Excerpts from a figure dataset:
◆ ◆ ◆ ◆ ◆ ◆ ◆

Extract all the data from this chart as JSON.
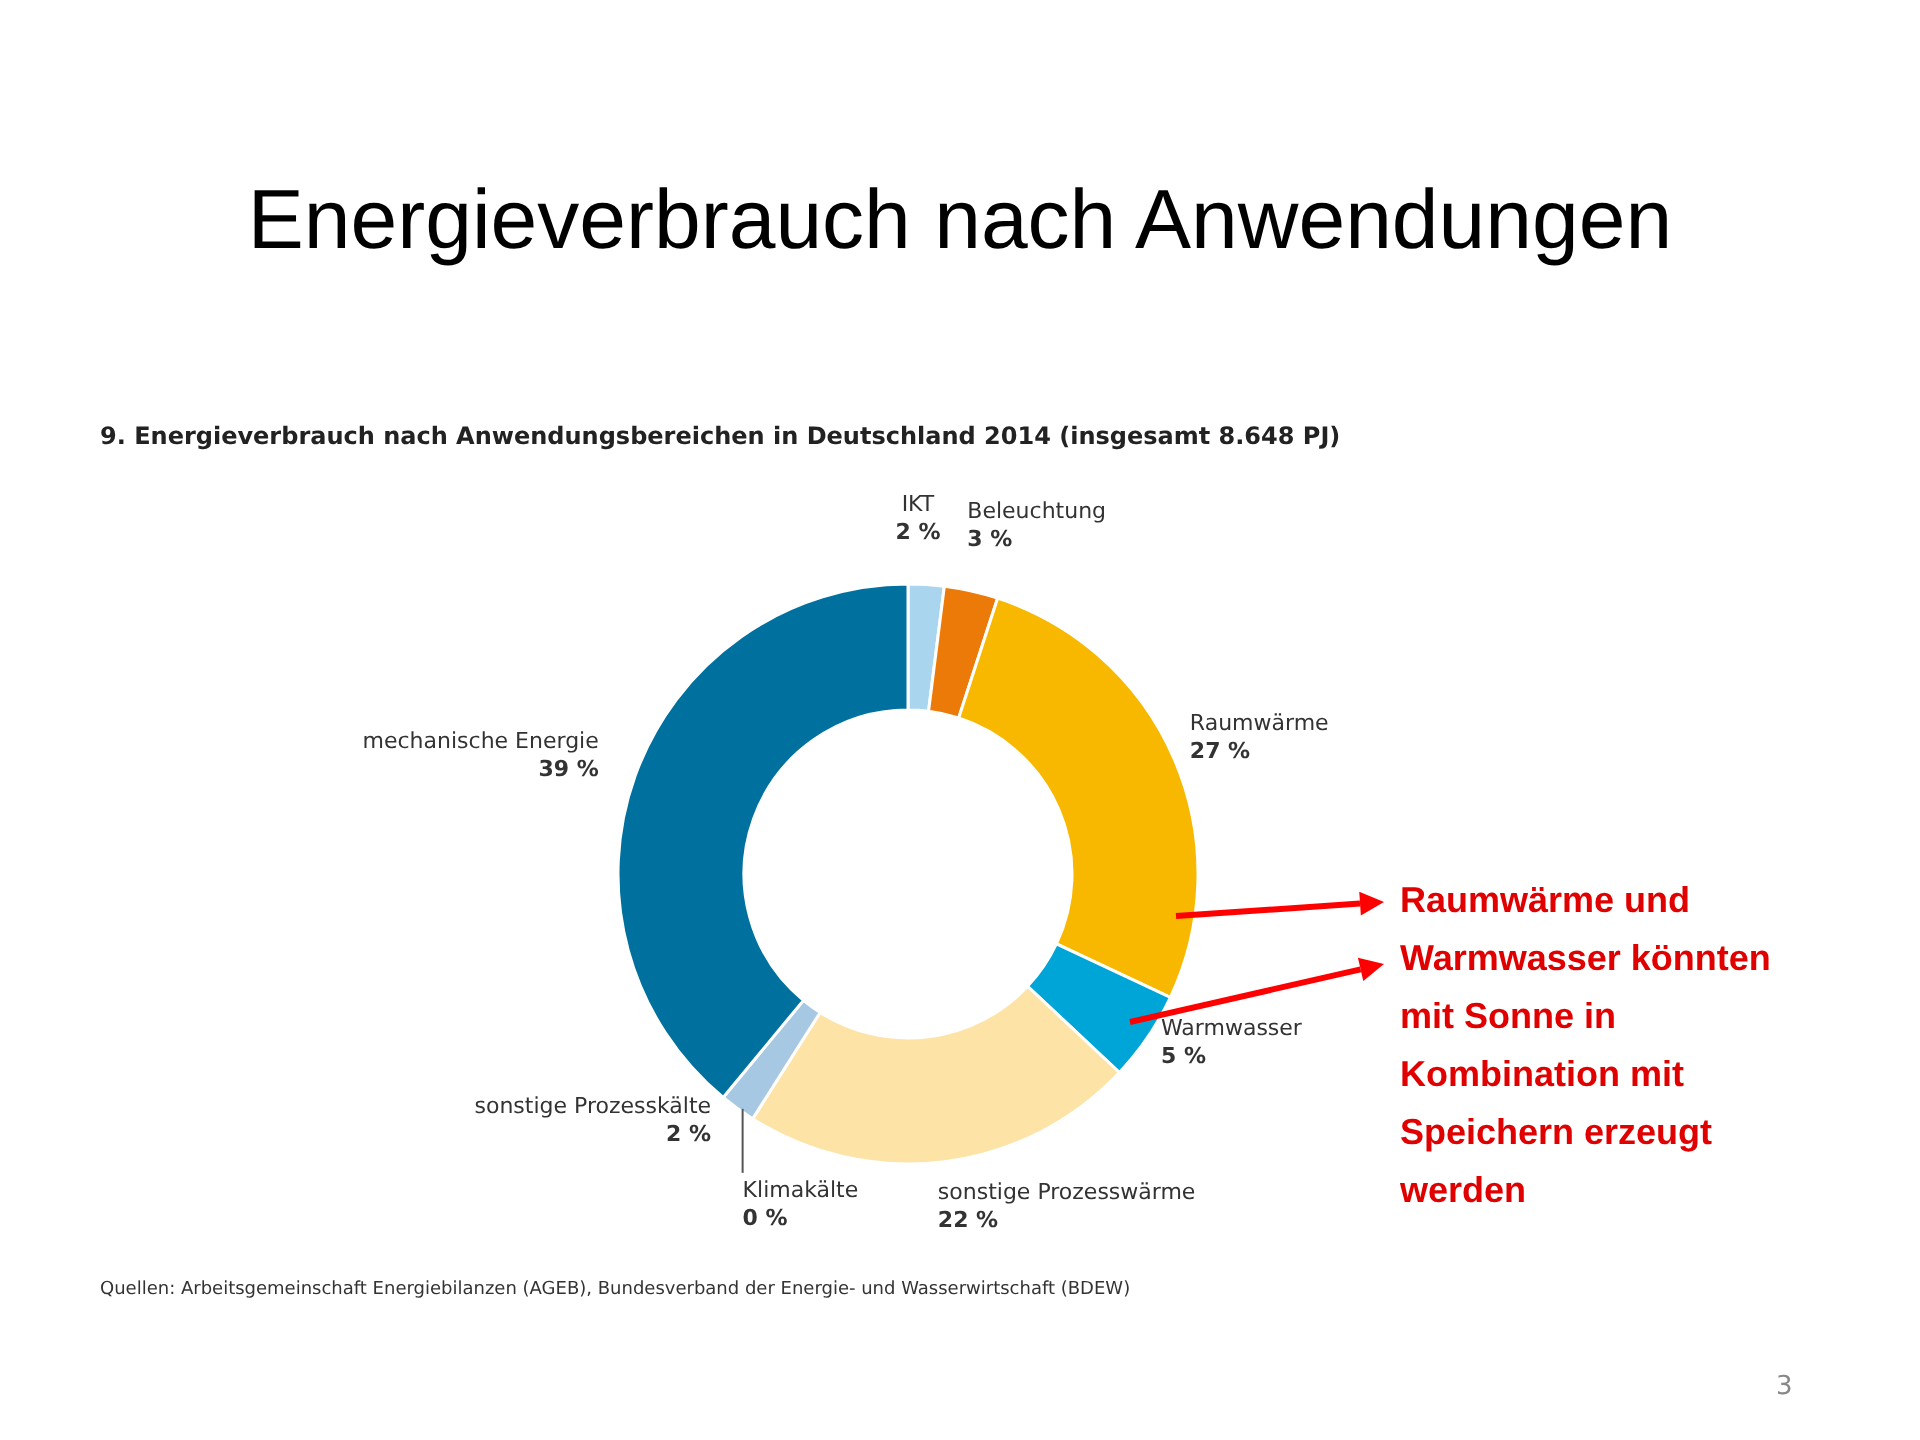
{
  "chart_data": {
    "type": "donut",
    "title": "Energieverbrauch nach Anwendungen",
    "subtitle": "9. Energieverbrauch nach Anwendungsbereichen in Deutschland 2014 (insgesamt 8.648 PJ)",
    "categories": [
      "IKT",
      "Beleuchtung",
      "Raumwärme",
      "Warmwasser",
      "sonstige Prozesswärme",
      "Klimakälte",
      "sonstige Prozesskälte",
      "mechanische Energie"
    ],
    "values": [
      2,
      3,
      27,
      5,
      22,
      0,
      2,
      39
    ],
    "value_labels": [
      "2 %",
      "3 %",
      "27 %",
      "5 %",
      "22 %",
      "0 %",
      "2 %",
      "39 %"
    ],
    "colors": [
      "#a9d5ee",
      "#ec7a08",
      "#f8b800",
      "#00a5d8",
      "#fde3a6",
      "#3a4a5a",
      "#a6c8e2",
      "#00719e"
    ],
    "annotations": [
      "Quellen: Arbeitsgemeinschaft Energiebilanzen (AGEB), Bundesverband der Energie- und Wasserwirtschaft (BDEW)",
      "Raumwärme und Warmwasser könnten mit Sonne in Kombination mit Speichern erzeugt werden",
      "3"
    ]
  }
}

◆ ◆ ◆ ◆ ◆ ◆ ◆

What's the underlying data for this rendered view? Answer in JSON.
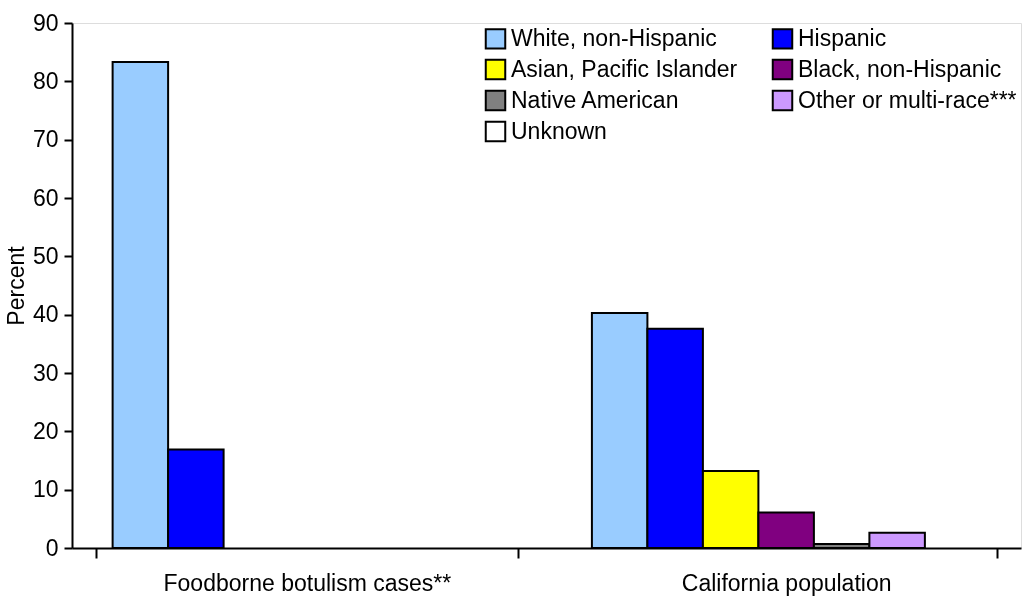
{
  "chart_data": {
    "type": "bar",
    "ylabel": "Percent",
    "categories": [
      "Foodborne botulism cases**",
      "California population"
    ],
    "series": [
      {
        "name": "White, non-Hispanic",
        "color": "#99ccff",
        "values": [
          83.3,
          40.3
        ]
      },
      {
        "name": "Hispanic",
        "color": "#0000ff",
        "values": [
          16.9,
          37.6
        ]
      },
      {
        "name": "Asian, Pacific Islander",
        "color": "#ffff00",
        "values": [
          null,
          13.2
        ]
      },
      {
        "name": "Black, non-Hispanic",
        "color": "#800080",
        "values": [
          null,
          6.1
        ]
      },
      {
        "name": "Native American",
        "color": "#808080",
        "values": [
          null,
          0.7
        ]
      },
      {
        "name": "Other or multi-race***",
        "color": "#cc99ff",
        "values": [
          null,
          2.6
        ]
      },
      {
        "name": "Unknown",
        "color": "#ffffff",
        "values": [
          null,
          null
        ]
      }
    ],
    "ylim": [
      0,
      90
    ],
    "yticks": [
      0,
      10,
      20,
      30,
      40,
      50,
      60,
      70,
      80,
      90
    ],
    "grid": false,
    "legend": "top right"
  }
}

◆ ◆ ◆ ◆ ◆ ◆ ◆

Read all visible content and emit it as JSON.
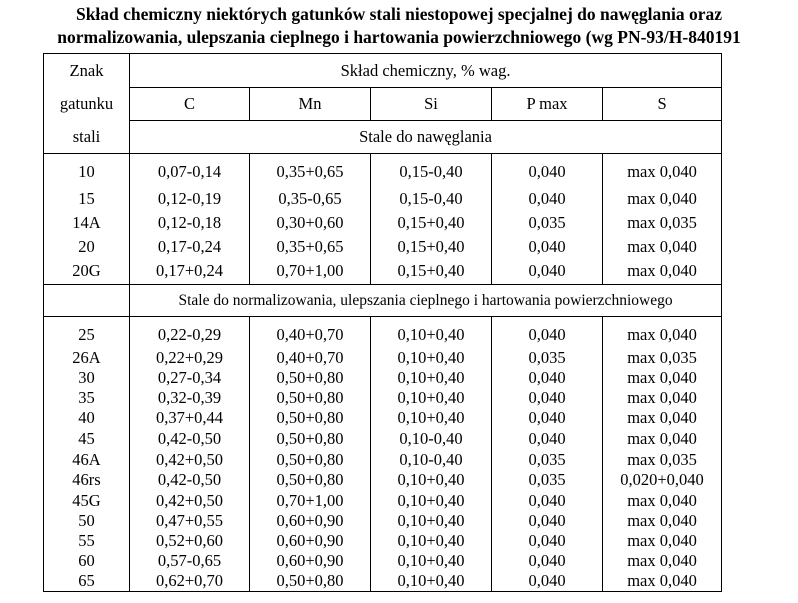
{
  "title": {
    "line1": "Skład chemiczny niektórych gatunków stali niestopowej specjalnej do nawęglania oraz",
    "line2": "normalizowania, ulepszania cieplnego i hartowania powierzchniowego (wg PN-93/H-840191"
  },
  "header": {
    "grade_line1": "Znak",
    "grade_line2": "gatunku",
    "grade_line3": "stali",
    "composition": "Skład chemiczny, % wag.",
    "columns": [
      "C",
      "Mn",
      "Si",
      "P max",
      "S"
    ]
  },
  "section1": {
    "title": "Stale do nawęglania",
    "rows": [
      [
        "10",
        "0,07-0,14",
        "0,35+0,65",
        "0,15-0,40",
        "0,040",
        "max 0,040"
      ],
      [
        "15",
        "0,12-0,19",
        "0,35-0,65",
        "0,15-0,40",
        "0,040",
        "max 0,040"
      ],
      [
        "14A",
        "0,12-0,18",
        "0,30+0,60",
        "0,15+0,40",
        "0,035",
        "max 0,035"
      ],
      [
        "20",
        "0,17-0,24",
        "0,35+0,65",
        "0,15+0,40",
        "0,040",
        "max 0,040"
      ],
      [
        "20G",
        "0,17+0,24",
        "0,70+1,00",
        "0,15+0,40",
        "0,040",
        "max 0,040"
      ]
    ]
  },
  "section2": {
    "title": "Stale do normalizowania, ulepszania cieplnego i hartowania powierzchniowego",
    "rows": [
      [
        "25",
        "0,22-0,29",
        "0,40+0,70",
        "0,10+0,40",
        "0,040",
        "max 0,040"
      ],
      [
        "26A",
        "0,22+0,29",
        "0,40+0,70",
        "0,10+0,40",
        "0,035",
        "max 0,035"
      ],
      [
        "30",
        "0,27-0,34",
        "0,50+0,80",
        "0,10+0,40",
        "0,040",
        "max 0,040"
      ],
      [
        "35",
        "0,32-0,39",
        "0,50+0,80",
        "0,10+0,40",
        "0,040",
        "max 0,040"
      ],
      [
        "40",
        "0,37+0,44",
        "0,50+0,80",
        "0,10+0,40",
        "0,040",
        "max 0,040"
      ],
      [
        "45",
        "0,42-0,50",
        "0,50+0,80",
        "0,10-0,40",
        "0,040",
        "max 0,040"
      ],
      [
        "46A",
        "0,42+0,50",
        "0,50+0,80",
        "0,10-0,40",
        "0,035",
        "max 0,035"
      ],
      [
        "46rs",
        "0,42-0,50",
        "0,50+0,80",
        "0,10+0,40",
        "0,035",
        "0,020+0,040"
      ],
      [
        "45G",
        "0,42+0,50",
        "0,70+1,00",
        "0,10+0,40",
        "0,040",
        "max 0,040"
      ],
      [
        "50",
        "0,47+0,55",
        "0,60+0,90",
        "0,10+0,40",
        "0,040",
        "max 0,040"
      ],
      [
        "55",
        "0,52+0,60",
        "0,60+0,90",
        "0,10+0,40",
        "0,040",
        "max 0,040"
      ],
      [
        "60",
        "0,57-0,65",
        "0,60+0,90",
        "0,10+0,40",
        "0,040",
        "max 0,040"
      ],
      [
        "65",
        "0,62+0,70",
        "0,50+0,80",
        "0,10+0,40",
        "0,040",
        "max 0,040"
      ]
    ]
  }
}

◆ ◆ ◆ ◆ ◆ ◆ ◆

:: Problem requirements ::
Show the lines where the word "Energieverbrauch" appears in the entries.

:: Solution to this problem ::
    "title": "Energieverbrauch nach Anwendungen",
    "subtitle": "9. Energieverbrauch nach Anwendungsbereichen in Deutschland 2014 (insgesamt 8.648 PJ)",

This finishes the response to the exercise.